Das Kunstwort steht für „Light Amplification by Stimulated Emission of Radiation“ (Lichtverstärkung durch stimulierte Emission von Strahlung). Es ist angelehnt an den seit 1951 bekannten „Maser“, bei dem allerdings nicht mit Licht, sondern mit Mikrowellen hantiert wurde. Den physikalischen Effekt hatte bereits Albert Einstein 1916 vorhergesagt.

Wofür man den neuartigen, extrem scharf gebündelten Lichtstrahl nutzen könnte, war auch seinem Erfinder zunächst nicht klar. Vergeblich versuchte Maiman, einen Text über den Laser in der Fachzeitschrift „Physical Review“ zu publizieren, was ihm später bei der Konkurrenz „Nature“ gelang.

[AUFGABEN]
1. Wiederholen Sie bitte aus dem Text über den Laser wortgetreu die Passage von „Das Kunstwort steht“ bis einschließlich „Einstein 1916 vorhergesagt.“.
2. Knüpfen Sie an den letzten Satz des Textes über den Laser an und schreiben Sie ihn weiter.
Das nachstehende Material wird dafür nicht gebraucht.

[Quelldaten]
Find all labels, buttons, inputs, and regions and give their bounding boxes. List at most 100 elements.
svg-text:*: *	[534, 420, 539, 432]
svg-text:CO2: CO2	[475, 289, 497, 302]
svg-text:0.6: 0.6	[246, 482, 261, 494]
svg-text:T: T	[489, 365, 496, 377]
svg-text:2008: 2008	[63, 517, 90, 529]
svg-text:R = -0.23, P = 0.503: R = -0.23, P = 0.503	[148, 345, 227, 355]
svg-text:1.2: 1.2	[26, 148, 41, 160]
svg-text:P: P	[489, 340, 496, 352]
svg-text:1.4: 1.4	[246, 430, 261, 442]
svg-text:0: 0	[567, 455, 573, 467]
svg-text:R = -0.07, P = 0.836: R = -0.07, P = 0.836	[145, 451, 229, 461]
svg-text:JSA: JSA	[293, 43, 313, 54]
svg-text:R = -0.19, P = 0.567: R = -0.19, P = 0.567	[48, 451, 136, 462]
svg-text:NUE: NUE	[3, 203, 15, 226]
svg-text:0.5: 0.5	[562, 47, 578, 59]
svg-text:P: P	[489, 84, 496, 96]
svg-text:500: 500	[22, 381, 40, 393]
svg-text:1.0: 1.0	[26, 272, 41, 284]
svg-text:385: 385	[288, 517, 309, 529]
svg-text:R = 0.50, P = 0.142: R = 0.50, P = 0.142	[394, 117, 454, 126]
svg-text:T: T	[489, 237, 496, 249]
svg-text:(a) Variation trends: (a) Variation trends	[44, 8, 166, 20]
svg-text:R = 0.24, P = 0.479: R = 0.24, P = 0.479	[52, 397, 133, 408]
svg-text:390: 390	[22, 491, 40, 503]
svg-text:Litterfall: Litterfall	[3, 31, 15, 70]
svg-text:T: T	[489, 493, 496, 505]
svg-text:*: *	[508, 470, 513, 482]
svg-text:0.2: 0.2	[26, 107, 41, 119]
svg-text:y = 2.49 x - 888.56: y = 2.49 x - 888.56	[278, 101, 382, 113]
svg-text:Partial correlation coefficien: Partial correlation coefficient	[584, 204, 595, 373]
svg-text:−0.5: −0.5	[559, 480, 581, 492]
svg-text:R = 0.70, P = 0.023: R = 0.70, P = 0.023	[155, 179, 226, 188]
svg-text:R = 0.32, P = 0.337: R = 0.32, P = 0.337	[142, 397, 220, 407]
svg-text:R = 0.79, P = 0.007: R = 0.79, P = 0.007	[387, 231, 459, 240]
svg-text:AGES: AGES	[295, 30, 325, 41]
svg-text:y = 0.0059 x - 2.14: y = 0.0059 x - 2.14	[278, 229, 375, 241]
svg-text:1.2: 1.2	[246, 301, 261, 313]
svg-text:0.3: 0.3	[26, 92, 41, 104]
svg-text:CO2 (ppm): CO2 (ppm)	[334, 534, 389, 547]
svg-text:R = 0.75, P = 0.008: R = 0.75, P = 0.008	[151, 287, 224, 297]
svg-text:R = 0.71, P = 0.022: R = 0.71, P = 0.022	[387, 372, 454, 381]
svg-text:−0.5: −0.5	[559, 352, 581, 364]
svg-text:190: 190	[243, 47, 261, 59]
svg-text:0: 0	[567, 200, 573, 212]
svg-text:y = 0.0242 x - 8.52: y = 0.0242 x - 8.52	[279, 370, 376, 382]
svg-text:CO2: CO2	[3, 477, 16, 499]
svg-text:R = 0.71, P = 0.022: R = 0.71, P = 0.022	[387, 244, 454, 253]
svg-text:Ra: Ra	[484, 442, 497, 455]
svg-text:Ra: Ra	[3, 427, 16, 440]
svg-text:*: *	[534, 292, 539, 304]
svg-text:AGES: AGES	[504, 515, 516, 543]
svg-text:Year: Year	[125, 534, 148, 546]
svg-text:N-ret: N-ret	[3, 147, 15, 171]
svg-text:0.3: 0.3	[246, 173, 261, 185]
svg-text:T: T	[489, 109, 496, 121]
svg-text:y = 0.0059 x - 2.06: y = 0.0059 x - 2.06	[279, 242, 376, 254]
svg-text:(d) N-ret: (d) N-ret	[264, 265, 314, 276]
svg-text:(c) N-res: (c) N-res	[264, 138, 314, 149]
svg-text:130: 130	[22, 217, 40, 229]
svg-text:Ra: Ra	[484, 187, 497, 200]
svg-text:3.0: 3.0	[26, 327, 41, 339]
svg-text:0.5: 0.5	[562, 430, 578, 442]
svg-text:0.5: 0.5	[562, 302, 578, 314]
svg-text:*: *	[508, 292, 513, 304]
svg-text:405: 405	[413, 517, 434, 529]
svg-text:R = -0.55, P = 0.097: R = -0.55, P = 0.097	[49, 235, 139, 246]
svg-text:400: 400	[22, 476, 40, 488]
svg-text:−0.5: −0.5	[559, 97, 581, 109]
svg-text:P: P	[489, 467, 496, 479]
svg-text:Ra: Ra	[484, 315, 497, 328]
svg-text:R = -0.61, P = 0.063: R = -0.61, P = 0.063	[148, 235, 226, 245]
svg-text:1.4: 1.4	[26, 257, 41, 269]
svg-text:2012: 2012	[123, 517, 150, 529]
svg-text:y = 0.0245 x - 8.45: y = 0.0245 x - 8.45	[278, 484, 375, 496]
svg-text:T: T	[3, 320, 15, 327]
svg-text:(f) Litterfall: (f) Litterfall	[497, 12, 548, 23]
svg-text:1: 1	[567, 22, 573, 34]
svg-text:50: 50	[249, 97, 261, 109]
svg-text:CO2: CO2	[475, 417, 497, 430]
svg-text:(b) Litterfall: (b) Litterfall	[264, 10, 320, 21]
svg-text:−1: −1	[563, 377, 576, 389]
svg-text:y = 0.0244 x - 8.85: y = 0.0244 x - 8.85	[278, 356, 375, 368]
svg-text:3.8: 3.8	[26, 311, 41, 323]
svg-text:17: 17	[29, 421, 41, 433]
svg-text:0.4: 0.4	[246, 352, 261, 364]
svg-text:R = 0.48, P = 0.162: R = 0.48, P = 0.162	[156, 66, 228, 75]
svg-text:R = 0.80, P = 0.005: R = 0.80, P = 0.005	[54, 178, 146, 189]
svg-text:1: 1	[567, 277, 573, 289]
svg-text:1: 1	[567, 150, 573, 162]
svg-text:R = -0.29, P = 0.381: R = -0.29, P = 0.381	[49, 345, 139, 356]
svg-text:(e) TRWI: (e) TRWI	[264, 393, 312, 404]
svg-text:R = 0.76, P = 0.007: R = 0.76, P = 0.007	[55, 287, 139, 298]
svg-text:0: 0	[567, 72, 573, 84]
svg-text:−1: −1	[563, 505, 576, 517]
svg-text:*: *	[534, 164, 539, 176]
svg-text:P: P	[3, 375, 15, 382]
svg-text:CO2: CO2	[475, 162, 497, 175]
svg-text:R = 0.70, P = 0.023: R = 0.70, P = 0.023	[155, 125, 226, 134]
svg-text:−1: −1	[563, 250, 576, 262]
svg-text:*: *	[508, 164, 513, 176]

[ANTWORTEN]
1.
Das Kunstwort steht für „Light Amplification by Stimulated Emission of Radiation“ (Lichtverstärkung durch stimulierte Emission von Strahlung). Es ist angelehnt an den seit 1951 bekannten „Maser“, bei dem allerdings nicht mit Licht, sondern mit Mikrowellen hantiert wurde. Den physikalischen Effekt hatte bereits Albert Einstein 1916 vorhergesagt.

2.
Vier Jahre später hatte der Laser sich bereits im praktischen Leben etabliert, zunächst in der Messtechnik und bei der Materialbearbeitung, bald auch in der Medizin als künstliches Skalpell.

Doch Undank ist der Welten Lohn: Der Physik-Nobelpreis 1964 ging nicht an Theodore Maiman, sondern an Charles Townes (USA) sowie die beiden Russen Nikolai Bassow und Alexander Prochorow, die zwar auf dem Gebiet der Quantenelektrik bahnbrechende theoretische Vorarbeiten geleistet, aber nie ein erfolgreiches Maser- oder Laserexperiment zustande gebracht hatten.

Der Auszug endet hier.